* **PROBLEM STATEMENT**: Identify each line below containing the string "content" and copy it.

BEGIN EXTRACTED MATERIAL

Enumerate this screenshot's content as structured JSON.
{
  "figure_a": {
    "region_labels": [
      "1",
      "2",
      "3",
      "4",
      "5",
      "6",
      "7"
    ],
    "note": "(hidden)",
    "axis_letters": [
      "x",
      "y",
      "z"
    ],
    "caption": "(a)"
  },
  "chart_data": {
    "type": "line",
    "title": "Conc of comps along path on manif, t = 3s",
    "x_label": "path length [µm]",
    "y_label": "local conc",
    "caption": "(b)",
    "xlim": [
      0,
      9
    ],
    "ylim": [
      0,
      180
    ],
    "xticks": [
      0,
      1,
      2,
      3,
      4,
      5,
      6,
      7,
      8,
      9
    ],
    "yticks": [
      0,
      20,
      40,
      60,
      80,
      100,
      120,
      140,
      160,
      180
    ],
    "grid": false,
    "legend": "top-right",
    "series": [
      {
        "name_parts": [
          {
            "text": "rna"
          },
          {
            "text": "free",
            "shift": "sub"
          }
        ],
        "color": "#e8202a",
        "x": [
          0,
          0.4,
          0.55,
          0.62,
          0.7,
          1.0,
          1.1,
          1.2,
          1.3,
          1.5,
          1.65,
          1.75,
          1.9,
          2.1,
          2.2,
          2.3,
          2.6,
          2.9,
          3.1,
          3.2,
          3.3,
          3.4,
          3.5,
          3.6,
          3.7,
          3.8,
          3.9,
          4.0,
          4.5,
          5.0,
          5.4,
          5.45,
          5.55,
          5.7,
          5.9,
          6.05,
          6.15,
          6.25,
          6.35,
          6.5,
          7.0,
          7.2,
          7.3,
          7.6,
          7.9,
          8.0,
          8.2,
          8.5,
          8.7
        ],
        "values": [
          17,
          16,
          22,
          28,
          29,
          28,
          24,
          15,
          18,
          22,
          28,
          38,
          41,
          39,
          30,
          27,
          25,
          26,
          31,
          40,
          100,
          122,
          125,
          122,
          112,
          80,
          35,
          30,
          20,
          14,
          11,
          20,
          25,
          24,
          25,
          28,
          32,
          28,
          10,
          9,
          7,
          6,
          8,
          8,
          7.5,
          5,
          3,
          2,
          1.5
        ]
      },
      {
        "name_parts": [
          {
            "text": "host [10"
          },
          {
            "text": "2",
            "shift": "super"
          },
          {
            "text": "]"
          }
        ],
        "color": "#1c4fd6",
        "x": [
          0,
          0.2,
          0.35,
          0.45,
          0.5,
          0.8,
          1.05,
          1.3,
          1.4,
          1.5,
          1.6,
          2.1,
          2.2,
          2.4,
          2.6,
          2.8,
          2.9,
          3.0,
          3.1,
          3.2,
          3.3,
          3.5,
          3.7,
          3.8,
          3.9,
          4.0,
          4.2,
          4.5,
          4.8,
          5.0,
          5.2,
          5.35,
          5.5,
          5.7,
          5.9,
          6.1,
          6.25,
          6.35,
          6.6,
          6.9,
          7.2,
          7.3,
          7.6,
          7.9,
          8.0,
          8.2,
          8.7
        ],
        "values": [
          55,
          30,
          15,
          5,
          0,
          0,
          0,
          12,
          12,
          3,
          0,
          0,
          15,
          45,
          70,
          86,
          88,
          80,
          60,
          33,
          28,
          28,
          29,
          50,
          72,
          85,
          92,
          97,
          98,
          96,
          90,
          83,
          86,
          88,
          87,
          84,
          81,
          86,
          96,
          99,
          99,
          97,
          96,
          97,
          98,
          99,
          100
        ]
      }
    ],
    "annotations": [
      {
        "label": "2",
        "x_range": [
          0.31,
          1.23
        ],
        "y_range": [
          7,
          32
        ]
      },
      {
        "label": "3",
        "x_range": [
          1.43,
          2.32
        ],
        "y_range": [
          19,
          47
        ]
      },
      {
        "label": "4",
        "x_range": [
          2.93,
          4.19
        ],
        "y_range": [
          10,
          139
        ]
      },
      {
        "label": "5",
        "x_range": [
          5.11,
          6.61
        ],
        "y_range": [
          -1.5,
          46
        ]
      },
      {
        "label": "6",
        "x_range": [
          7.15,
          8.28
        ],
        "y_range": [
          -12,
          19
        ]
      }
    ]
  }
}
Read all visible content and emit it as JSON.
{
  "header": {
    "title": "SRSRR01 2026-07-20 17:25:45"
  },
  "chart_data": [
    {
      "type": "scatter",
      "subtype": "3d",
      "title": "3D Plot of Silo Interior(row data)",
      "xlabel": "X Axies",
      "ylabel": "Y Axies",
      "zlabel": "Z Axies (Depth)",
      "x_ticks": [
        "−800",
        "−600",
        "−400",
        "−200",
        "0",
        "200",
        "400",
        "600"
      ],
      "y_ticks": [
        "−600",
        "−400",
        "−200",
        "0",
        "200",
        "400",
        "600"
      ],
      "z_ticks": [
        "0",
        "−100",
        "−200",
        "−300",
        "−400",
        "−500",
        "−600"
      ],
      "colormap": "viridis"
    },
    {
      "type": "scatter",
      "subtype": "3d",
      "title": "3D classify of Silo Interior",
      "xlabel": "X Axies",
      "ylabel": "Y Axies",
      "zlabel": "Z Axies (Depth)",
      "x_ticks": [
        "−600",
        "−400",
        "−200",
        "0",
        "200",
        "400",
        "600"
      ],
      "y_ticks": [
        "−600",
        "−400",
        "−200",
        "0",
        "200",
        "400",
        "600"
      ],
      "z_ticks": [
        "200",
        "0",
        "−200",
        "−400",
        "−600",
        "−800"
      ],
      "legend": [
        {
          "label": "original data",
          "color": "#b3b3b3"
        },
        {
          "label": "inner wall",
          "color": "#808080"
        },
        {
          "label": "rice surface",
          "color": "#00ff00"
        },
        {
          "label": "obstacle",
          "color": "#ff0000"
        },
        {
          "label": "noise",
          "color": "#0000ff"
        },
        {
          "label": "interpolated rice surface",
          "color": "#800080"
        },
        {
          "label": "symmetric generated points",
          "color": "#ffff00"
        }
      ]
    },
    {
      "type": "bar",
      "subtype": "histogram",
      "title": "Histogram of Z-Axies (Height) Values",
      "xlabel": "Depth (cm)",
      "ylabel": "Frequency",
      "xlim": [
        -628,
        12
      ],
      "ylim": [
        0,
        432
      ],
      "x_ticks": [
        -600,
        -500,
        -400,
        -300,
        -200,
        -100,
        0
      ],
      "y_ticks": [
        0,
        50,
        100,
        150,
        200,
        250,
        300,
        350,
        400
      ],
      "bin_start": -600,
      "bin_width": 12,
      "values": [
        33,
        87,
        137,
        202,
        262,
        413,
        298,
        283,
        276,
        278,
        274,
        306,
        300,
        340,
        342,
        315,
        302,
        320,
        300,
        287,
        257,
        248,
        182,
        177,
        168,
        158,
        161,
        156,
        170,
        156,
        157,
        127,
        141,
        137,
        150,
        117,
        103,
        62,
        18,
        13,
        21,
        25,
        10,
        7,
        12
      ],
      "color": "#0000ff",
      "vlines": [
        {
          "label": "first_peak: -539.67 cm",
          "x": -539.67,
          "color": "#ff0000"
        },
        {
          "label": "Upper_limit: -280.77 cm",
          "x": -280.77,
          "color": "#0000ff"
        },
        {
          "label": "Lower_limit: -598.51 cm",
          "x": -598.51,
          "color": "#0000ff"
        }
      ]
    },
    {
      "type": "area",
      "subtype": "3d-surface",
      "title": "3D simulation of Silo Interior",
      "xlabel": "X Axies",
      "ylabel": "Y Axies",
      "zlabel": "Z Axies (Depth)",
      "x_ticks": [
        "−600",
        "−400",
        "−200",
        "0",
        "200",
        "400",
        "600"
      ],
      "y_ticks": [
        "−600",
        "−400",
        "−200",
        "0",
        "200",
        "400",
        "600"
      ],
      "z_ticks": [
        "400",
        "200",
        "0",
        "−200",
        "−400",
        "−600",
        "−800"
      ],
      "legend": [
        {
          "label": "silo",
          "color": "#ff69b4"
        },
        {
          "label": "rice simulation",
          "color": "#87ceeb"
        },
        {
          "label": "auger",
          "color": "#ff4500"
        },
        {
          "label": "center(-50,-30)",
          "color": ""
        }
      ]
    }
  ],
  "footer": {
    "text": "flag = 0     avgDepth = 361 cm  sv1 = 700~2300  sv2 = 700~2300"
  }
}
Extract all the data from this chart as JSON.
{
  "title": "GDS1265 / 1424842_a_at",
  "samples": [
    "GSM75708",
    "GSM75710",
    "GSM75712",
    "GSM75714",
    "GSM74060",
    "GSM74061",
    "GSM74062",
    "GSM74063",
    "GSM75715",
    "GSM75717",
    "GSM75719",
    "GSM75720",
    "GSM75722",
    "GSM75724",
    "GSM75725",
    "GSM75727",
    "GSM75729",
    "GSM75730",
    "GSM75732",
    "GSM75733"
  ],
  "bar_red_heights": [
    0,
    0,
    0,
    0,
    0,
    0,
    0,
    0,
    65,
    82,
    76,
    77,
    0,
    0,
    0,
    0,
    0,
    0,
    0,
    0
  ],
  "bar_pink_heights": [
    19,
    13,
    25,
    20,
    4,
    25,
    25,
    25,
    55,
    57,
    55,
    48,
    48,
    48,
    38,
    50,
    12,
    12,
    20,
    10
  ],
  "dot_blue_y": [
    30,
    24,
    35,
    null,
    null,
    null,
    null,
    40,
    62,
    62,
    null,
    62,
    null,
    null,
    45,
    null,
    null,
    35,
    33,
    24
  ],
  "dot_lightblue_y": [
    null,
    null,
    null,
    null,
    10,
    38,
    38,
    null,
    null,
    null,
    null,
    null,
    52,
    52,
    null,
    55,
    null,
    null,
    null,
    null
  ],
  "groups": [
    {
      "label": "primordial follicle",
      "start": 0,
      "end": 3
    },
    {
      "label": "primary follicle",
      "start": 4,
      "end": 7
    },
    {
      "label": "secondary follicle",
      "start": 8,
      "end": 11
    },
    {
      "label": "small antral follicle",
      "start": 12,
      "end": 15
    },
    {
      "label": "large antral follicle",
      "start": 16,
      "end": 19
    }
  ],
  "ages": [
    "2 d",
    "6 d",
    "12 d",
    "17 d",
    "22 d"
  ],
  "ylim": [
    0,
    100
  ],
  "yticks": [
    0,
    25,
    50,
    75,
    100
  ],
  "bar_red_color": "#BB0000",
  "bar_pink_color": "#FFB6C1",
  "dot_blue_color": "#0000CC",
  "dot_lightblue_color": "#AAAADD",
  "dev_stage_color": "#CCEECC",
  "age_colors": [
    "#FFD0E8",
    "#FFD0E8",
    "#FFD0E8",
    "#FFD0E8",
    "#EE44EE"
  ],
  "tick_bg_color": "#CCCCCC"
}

END EXTRACTED MATERIAL

* **COMPLETE OUTPUT**:
Enumerate this screenshot's content as structured JSON.
Read all visible content and emit it as JSON.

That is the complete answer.